====== RECORD EXTRACTS ======
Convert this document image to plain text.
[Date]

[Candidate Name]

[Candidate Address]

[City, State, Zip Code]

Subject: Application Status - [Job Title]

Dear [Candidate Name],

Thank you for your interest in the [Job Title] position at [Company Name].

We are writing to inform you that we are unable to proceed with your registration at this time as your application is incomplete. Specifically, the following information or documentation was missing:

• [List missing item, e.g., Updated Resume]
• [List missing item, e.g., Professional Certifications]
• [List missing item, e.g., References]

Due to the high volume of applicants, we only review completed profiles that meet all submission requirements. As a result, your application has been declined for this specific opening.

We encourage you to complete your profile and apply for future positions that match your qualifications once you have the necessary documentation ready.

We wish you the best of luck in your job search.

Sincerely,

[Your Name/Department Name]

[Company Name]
======
• [SET PROBLEM]:
Every record should be given again exactly.

• [RESULT OF THE TASK]:
Convert this document image to plain text.
[Date]

[Candidate Name]

[Candidate Address]

[City, State, Zip Code]

Subject: Application Status - [Job Title]

Dear [Candidate Name],

Thank you for your interest in the [Job Title] position at [Company Name].

We are writing to inform you that we are unable to proceed with your registration at this time as your application is incomplete. Specifically, the following information or documentation was missing:

• [List missing item, e.g., Updated Resume]
• [List missing item, e.g., Professional Certifications]
• [List missing item, e.g., References]

Due to the high volume of applicants, we only review completed profiles that meet all submission requirements. As a result, your application has been declined for this specific opening.

We encourage you to complete your profile and apply for future positions that match your qualifications once you have the necessary documentation ready.

We wish you the best of luck in your job search.

Sincerely,

[Your Name/Department Name]

[Company Name]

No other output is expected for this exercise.